What is being asked: Find every line below that contains the word "NEUSA" and copy it out.

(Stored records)
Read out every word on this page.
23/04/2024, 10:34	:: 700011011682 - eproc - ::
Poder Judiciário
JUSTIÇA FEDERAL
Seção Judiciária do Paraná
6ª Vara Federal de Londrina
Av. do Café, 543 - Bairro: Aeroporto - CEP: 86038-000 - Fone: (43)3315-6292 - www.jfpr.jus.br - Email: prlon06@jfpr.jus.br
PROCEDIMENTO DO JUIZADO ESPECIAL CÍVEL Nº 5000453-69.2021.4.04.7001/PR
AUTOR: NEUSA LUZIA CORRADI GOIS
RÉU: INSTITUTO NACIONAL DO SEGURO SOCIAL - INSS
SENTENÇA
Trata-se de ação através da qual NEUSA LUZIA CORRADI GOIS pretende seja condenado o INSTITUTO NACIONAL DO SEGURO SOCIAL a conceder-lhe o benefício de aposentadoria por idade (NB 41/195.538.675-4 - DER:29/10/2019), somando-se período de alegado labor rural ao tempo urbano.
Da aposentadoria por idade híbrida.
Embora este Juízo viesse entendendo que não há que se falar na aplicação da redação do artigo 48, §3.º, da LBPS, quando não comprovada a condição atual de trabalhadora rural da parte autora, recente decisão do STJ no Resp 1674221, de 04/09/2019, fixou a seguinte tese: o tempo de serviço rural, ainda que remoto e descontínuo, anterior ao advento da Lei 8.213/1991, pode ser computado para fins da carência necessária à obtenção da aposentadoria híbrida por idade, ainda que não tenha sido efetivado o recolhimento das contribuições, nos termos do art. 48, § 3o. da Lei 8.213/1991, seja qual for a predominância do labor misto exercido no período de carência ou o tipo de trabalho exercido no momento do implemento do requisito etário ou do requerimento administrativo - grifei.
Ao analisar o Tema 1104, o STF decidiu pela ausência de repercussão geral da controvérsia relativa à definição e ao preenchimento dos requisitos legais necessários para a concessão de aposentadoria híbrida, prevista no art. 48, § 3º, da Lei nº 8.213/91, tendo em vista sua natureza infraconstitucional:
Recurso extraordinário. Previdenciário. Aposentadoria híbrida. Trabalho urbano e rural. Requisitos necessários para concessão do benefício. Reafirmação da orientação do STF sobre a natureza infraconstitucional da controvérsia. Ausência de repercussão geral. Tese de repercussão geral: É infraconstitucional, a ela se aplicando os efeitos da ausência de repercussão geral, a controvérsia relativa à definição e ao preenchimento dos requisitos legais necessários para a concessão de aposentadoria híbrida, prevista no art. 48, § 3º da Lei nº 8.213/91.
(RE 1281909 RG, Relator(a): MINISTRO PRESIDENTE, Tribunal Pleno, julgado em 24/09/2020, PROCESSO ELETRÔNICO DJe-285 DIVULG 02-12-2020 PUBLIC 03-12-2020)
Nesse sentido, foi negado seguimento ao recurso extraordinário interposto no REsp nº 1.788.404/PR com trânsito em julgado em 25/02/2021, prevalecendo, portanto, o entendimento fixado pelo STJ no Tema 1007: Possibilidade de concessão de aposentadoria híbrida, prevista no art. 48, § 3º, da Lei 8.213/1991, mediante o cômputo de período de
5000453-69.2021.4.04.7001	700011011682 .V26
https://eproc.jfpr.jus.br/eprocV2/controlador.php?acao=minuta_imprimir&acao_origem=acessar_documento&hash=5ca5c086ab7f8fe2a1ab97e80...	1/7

The output:
AUTOR: NEUSA LUZIA CORRADI GOIS
Trata-se de ação através da qual NEUSA LUZIA CORRADI GOIS pretende seja condenado o INSTITUTO NACIONAL DO SEGURO SOCIAL a conceder-lhe o benefício de aposentadoria por idade (NB 41/195.538.675-4 - DER:29/10/2019), somando-se período de alegado labor rural ao tempo urbano.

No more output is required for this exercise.